The problem – Scan the material below for the string "display", and copy every line where it shows up.

Provided data –
"""
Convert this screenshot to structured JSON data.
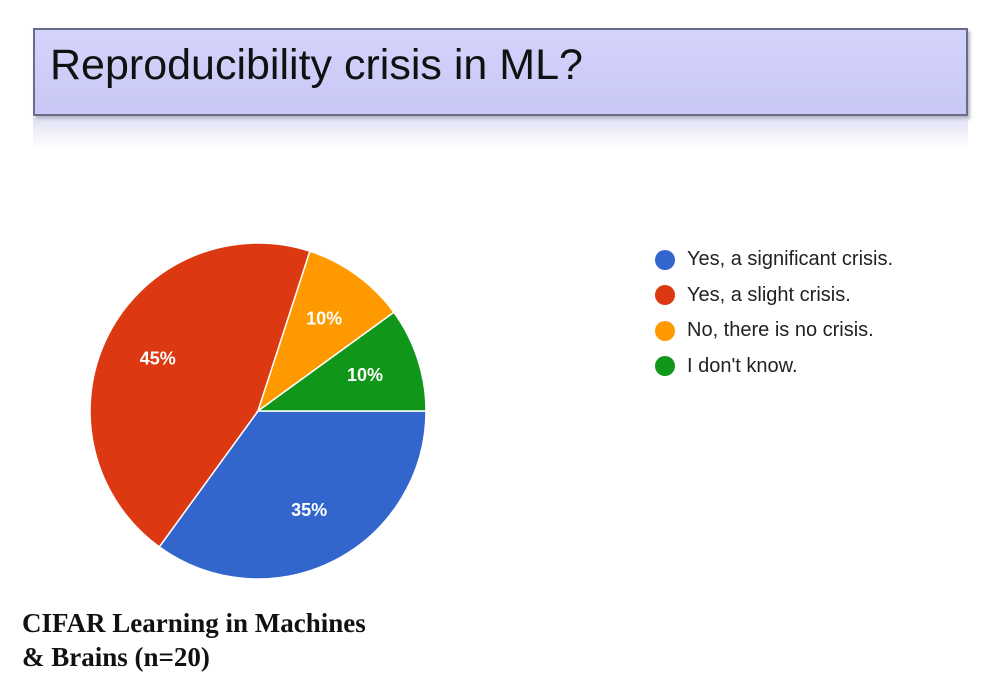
{
  "slide": {
    "title": "Reproducibility crisis in ML?",
    "source_line_1": "CIFAR Learning in Machines",
    "source_line_2": "& Brains (n=20)"
  },
  "chart_data": {
    "type": "pie",
    "title": "",
    "slices": [
      {
        "label": "Yes, a significant crisis.",
        "value": 35,
        "display": "35%",
        "color": "#3366cc"
      },
      {
        "label": "Yes, a slight crisis.",
        "value": 45,
        "display": "45%",
        "color": "#dc3912"
      },
      {
        "label": "No, there is no crisis.",
        "value": 10,
        "display": "10%",
        "color": "#ff9900"
      },
      {
        "label": "I don't know.",
        "value": 10,
        "display": "10%",
        "color": "#109618"
      }
    ],
    "legend_position": "right"
  }
}
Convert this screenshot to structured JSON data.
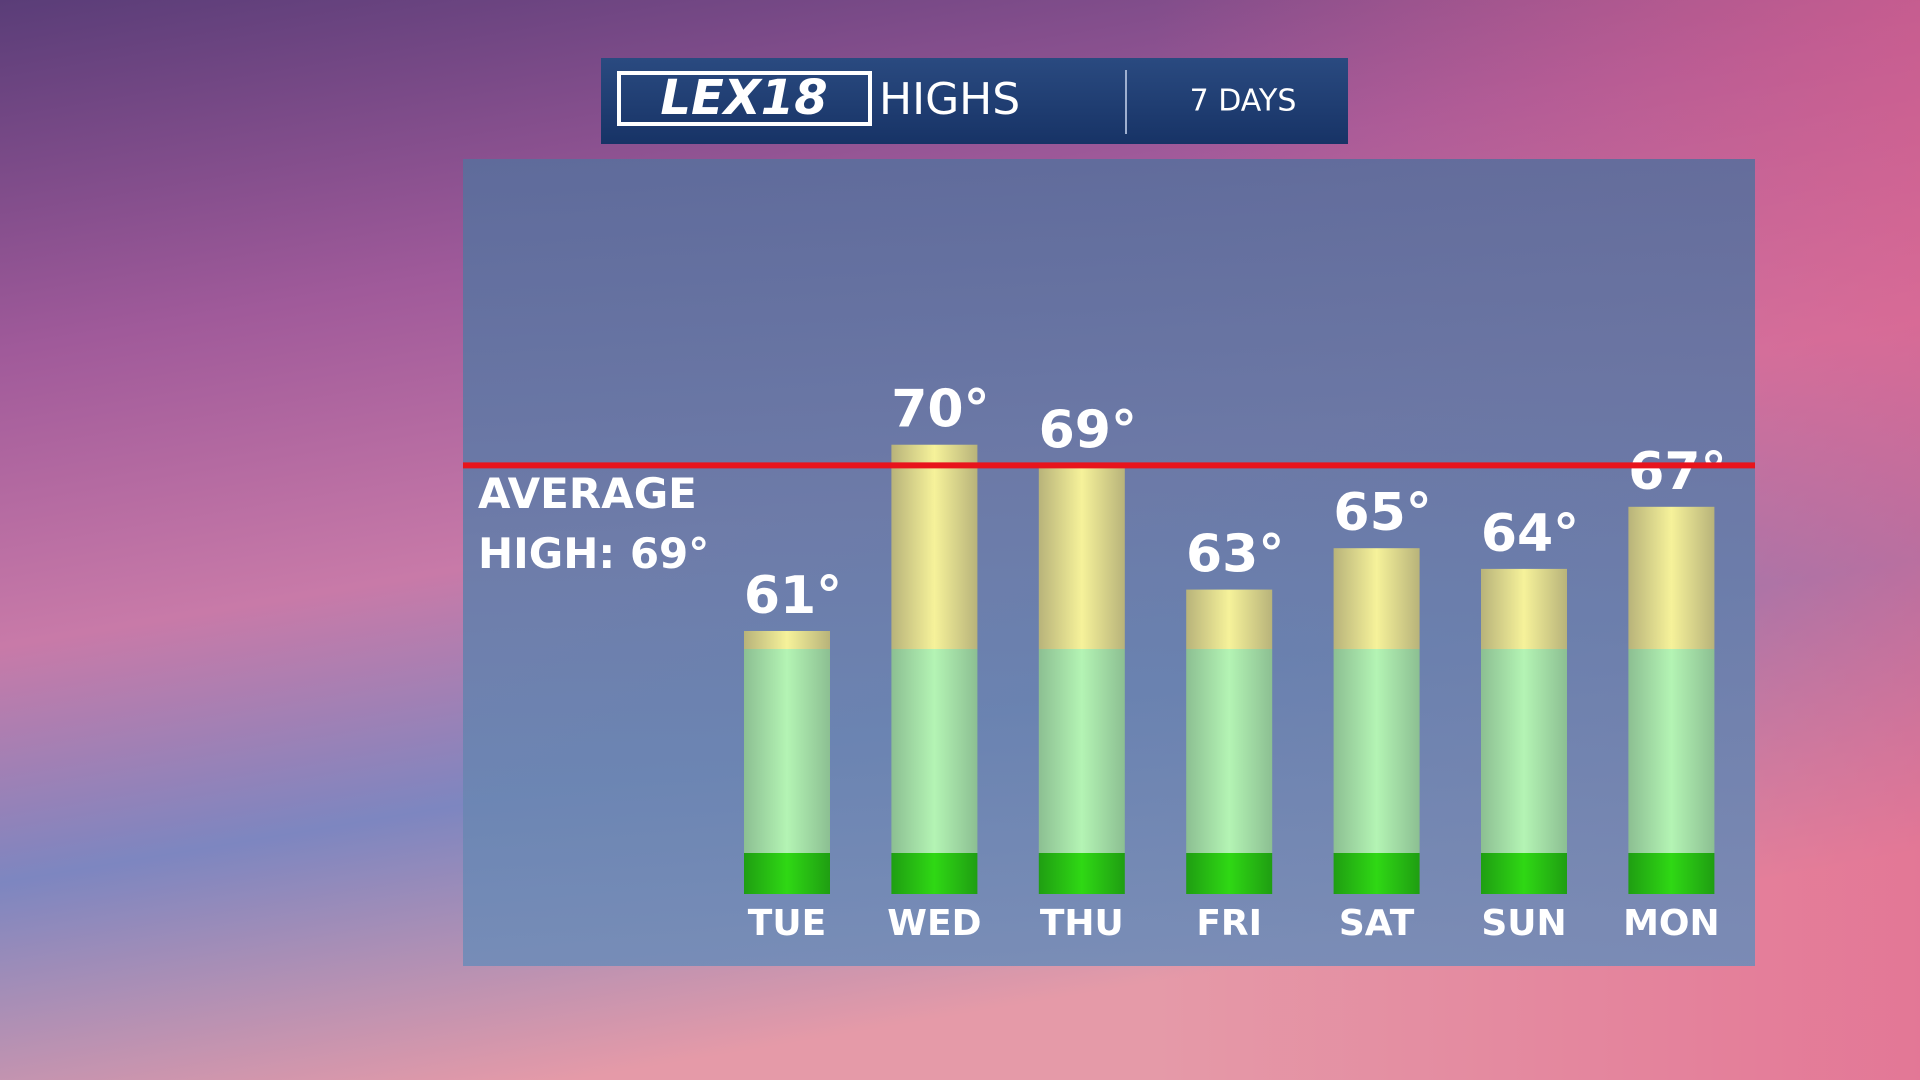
{
  "header": {
    "logo": "LEX18",
    "title": "HIGHS",
    "period": "7 DAYS"
  },
  "chart_data": {
    "type": "bar",
    "categories": [
      "TUE",
      "WED",
      "THU",
      "FRI",
      "SAT",
      "SUN",
      "MON"
    ],
    "values": [
      61,
      70,
      69,
      63,
      65,
      64,
      67
    ],
    "value_labels": [
      "61°",
      "70°",
      "69°",
      "63°",
      "65°",
      "64°",
      "67°"
    ],
    "ylim": [
      48,
      84
    ],
    "average": {
      "value": 69,
      "label_lines": [
        "AVERAGE",
        "HIGH: 69°"
      ],
      "color": "#e8141c"
    }
  }
}
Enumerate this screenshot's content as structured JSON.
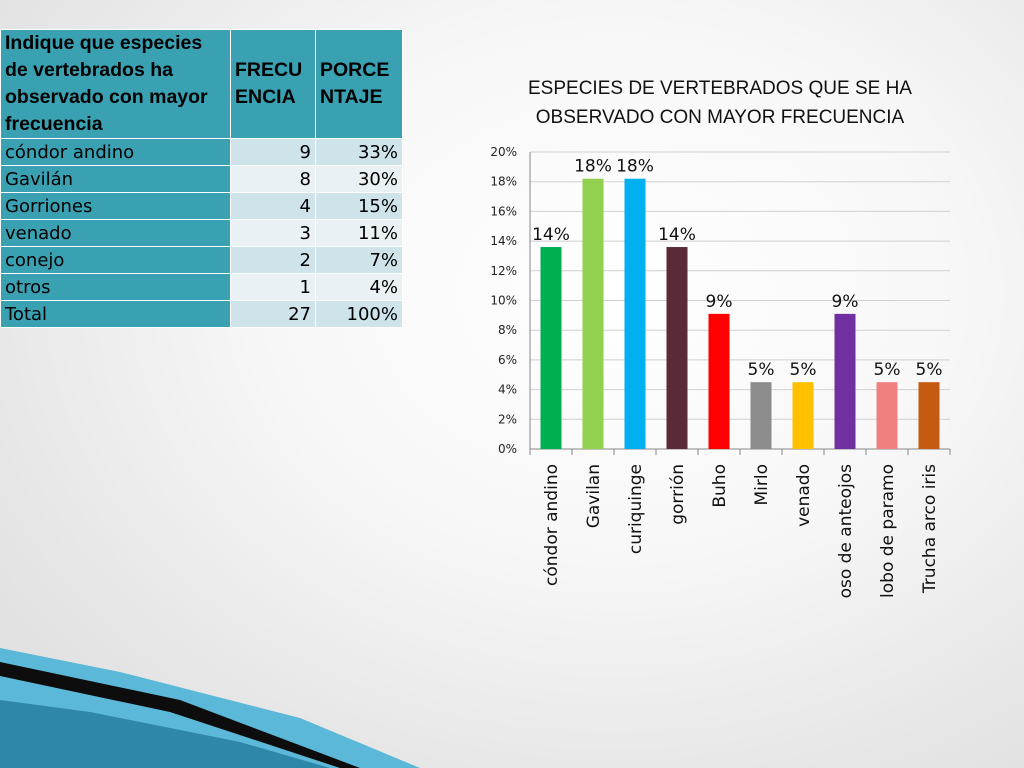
"""
Correct result –
        "display": "35%",
        "display": "45%",
        "display": "10%",
        "display": "10%",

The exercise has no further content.